***** Data section *****
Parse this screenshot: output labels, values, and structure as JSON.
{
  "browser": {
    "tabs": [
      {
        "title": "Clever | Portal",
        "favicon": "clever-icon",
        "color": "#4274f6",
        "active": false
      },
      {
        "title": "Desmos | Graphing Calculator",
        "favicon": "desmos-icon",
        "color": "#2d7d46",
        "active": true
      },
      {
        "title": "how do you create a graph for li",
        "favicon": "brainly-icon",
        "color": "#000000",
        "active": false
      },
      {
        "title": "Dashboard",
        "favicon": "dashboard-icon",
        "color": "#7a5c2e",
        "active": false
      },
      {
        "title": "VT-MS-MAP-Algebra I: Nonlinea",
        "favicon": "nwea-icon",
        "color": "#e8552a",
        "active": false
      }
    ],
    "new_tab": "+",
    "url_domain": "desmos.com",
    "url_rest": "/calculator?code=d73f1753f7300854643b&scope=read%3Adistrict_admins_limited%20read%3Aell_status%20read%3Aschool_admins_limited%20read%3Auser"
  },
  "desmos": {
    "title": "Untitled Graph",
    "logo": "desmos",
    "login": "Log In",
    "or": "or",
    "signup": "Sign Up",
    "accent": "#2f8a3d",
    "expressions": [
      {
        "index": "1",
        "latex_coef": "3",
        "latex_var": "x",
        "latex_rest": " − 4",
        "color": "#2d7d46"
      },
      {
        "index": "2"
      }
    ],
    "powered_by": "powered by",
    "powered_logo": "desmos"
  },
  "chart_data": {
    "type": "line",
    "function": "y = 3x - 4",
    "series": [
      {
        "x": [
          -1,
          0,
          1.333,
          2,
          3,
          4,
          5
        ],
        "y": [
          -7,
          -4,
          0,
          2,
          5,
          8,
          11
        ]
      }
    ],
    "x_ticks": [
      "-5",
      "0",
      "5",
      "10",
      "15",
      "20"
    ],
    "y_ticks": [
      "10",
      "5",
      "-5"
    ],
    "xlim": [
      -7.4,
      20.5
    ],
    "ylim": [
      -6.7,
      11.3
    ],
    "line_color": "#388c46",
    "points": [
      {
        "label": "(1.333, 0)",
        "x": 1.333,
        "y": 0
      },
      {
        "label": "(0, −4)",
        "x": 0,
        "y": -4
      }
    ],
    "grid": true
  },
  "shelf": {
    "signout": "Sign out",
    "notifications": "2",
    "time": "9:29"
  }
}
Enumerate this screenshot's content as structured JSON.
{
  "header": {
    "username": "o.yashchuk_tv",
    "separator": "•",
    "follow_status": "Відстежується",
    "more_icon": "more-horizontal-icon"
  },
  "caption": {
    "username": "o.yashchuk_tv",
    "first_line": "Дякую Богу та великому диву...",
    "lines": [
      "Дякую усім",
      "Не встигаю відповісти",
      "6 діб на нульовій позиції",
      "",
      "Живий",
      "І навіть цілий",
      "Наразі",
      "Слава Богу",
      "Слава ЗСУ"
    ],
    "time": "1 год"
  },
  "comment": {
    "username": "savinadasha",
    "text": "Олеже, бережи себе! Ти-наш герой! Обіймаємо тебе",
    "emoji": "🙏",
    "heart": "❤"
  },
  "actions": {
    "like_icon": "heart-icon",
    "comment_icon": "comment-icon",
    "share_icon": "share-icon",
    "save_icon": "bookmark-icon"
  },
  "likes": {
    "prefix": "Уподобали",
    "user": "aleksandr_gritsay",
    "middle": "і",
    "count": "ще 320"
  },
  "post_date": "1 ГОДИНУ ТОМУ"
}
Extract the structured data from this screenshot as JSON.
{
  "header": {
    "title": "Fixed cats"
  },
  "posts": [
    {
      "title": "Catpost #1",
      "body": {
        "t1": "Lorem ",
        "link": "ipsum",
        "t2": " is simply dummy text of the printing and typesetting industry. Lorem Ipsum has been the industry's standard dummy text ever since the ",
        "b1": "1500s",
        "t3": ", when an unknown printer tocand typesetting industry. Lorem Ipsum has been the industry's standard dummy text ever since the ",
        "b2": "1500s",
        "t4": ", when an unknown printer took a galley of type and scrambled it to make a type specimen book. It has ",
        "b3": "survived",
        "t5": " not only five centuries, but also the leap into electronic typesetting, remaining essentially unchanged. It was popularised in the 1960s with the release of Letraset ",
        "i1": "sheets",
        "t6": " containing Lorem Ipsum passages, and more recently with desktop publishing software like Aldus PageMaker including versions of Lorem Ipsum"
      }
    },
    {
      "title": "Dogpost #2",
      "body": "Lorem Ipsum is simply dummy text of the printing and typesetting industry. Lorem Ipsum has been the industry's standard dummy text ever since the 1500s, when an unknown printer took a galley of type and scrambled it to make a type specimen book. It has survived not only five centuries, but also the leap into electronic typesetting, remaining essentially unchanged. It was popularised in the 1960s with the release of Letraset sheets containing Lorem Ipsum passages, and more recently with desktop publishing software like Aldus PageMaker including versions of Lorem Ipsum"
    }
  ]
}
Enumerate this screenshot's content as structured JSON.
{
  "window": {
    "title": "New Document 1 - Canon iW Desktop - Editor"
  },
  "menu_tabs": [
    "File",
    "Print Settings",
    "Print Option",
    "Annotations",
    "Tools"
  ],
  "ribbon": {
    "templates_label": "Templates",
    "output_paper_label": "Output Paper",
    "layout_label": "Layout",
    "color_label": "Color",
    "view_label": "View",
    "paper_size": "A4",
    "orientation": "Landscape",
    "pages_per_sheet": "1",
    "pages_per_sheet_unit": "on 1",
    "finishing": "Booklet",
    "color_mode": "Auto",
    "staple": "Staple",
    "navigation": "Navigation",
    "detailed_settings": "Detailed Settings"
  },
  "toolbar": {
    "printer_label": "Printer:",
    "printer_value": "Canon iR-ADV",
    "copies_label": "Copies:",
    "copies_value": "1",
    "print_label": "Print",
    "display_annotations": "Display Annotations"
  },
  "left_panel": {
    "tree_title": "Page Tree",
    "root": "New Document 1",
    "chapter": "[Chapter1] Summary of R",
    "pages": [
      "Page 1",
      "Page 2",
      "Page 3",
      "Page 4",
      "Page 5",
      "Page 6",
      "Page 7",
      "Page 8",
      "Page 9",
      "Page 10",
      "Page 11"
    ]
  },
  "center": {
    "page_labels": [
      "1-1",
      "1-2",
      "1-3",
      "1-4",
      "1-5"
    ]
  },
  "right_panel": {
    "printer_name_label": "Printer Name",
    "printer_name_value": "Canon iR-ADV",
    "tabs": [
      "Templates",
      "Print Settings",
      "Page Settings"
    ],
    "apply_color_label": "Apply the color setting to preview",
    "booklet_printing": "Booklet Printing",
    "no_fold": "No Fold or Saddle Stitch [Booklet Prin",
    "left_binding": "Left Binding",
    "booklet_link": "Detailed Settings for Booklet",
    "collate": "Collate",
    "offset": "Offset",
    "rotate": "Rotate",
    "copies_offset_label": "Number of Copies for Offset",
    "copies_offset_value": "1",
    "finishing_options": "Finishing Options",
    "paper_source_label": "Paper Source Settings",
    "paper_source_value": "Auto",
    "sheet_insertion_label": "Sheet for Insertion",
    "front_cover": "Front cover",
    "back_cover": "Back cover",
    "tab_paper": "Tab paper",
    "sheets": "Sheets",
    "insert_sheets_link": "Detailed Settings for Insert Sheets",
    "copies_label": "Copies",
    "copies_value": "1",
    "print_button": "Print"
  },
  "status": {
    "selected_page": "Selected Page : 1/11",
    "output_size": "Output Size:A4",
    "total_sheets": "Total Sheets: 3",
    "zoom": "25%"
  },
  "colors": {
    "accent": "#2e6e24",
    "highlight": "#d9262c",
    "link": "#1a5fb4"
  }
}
*****
Objective => Quote the entire listing above exactly.

Output for this exercise =>
Parse this screenshot: output labels, values, and structure as JSON.
{
  "browser": {
    "tabs": [
      {
        "title": "Clever | Portal",
        "favicon": "clever-icon",
        "color": "#4274f6",
        "active": false
      },
      {
        "title": "Desmos | Graphing Calculator",
        "favicon": "desmos-icon",
        "color": "#2d7d46",
        "active": true
      },
      {
        "title": "how do you create a graph for li",
        "favicon": "brainly-icon",
        "color": "#000000",
        "active": false
      },
      {
        "title": "Dashboard",
        "favicon": "dashboard-icon",
        "color": "#7a5c2e",
        "active": false
      },
      {
        "title": "VT-MS-MAP-Algebra I: Nonlinea",
        "favicon": "nwea-icon",
        "color": "#e8552a",
        "active": false
      }
    ],
    "new_tab": "+",
    "url_domain": "desmos.com",
    "url_rest": "/calculator?code=d73f1753f7300854643b&scope=read%3Adistrict_admins_limited%20read%3Aell_status%20read%3Aschool_admins_limited%20read%3Auser"
  },
  "desmos": {
    "title": "Untitled Graph",
    "logo": "desmos",
    "login": "Log In",
    "or": "or",
    "signup": "Sign Up",
    "accent": "#2f8a3d",
    "expressions": [
      {
        "index": "1",
        "latex_coef": "3",
        "latex_var": "x",
        "latex_rest": " − 4",
        "color": "#2d7d46"
      },
      {
        "index": "2"
      }
    ],
    "powered_by": "powered by",
    "powered_logo": "desmos"
  },
  "chart_data": {
    "type": "line",
    "function": "y = 3x - 4",
    "series": [
      {
        "x": [
          -1,
          0,
          1.333,
          2,
          3,
          4,
          5
        ],
        "y": [
          -7,
          -4,
          0,
          2,
          5,
          8,
          11
        ]
      }
    ],
    "x_ticks": [
      "-5",
      "0",
      "5",
      "10",
      "15",
      "20"
    ],
    "y_ticks": [
      "10",
      "5",
      "-5"
    ],
    "xlim": [
      -7.4,
      20.5
    ],
    "ylim": [
      -6.7,
      11.3
    ],
    "line_color": "#388c46",
    "points": [
      {
        "label": "(1.333, 0)",
        "x": 1.333,
        "y": 0
      },
      {
        "label": "(0, −4)",
        "x": 0,
        "y": -4
      }
    ],
    "grid": true
  },
  "shelf": {
    "signout": "Sign out",
    "notifications": "2",
    "time": "9:29"
  }
}
Enumerate this screenshot's content as structured JSON.
{
  "header": {
    "username": "o.yashchuk_tv",
    "separator": "•",
    "follow_status": "Відстежується",
    "more_icon": "more-horizontal-icon"
  },
  "caption": {
    "username": "o.yashchuk_tv",
    "first_line": "Дякую Богу та великому диву...",
    "lines": [
      "Дякую усім",
      "Не встигаю відповісти",
      "6 діб на нульовій позиції",
      "",
      "Живий",
      "І навіть цілий",
      "Наразі",
      "Слава Богу",
      "Слава ЗСУ"
    ],
    "time": "1 год"
  },
  "comment": {
    "username": "savinadasha",
    "text": "Олеже, бережи себе! Ти-наш герой! Обіймаємо тебе",
    "emoji": "🙏",
    "heart": "❤"
  },
  "actions": {
    "like_icon": "heart-icon",
    "comment_icon": "comment-icon",
    "share_icon": "share-icon",
    "save_icon": "bookmark-icon"
  },
  "likes": {
    "prefix": "Уподобали",
    "user": "aleksandr_gritsay",
    "middle": "і",
    "count": "ще 320"
  },
  "post_date": "1 ГОДИНУ ТОМУ"
}
Extract the structured data from this screenshot as JSON.
{
  "header": {
    "title": "Fixed cats"
  },
  "posts": [
    {
      "title": "Catpost #1",
      "body": {
        "t1": "Lorem ",
        "link": "ipsum",
        "t2": " is simply dummy text of the printing and typesetting industry. Lorem Ipsum has been the industry's standard dummy text ever since the ",
        "b1": "1500s",
        "t3": ", when an unknown printer tocand typesetting industry. Lorem Ipsum has been the industry's standard dummy text ever since the ",
        "b2": "1500s",
        "t4": ", when an unknown printer took a galley of type and scrambled it to make a type specimen book. It has ",
        "b3": "survived",
        "t5": " not only five centuries, but also the leap into electronic typesetting, remaining essentially unchanged. It was popularised in the 1960s with the release of Letraset ",
        "i1": "sheets",
        "t6": " containing Lorem Ipsum passages, and more recently with desktop publishing software like Aldus PageMaker including versions of Lorem Ipsum"
      }
    },
    {
      "title": "Dogpost #2",
      "body": "Lorem Ipsum is simply dummy text of the printing and typesetting industry. Lorem Ipsum has been the industry's standard dummy text ever since the 1500s, when an unknown printer took a galley of type and scrambled it to make a type specimen book. It has survived not only five centuries, but also the leap into electronic typesetting, remaining essentially unchanged. It was popularised in the 1960s with the release of Letraset sheets containing Lorem Ipsum passages, and more recently with desktop publishing software like Aldus PageMaker including versions of Lorem Ipsum"
    }
  ]
}
Enumerate this screenshot's content as structured JSON.
{
  "window": {
    "title": "New Document 1 - Canon iW Desktop - Editor"
  },
  "menu_tabs": [
    "File",
    "Print Settings",
    "Print Option",
    "Annotations",
    "Tools"
  ],
  "ribbon": {
    "templates_label": "Templates",
    "output_paper_label": "Output Paper",
    "layout_label": "Layout",
    "color_label": "Color",
    "view_label": "View",
    "paper_size": "A4",
    "orientation": "Landscape",
    "pages_per_sheet": "1",
    "pages_per_sheet_unit": "on 1",
    "finishing": "Booklet",
    "color_mode": "Auto",
    "staple": "Staple",
    "navigation": "Navigation",
    "detailed_settings": "Detailed Settings"
  },
  "toolbar": {
    "printer_label": "Printer:",
    "printer_value": "Canon iR-ADV",
    "copies_label": "Copies:",
    "copies_value": "1",
    "print_label": "Print",
    "display_annotations": "Display Annotations"
  },
  "left_panel": {
    "tree_title": "Page Tree",
    "root": "New Document 1",
    "chapter": "[Chapter1] Summary of R",
    "pages": [
      "Page 1",
      "Page 2",
      "Page 3",
      "Page 4",
      "Page 5",
      "Page 6",
      "Page 7",
      "Page 8",
      "Page 9",
      "Page 10",
      "Page 11"
    ]
  },
  "center": {
    "page_labels": [
      "1-1",
      "1-2",
      "1-3",
      "1-4",
      "1-5"
    ]
  },
  "right_panel": {
    "printer_name_label": "Printer Name",
    "printer_name_value": "Canon iR-ADV",
    "tabs": [
      "Templates",
      "Print Settings",
      "Page Settings"
    ],
    "apply_color_label": "Apply the color setting to preview",
    "booklet_printing": "Booklet Printing",
    "no_fold": "No Fold or Saddle Stitch [Booklet Prin",
    "left_binding": "Left Binding",
    "booklet_link": "Detailed Settings for Booklet",
    "collate": "Collate",
    "offset": "Offset",
    "rotate": "Rotate",
    "copies_offset_label": "Number of Copies for Offset",
    "copies_offset_value": "1",
    "finishing_options": "Finishing Options",
    "paper_source_label": "Paper Source Settings",
    "paper_source_value": "Auto",
    "sheet_insertion_label": "Sheet for Insertion",
    "front_cover": "Front cover",
    "back_cover": "Back cover",
    "tab_paper": "Tab paper",
    "sheets": "Sheets",
    "insert_sheets_link": "Detailed Settings for Insert Sheets",
    "copies_label": "Copies",
    "copies_value": "1",
    "print_button": "Print"
  },
  "status": {
    "selected_page": "Selected Page : 1/11",
    "output_size": "Output Size:A4",
    "total_sheets": "Total Sheets: 3",
    "zoom": "25%"
  },
  "colors": {
    "accent": "#2e6e24",
    "highlight": "#d9262c",
    "link": "#1a5fb4"
  }
}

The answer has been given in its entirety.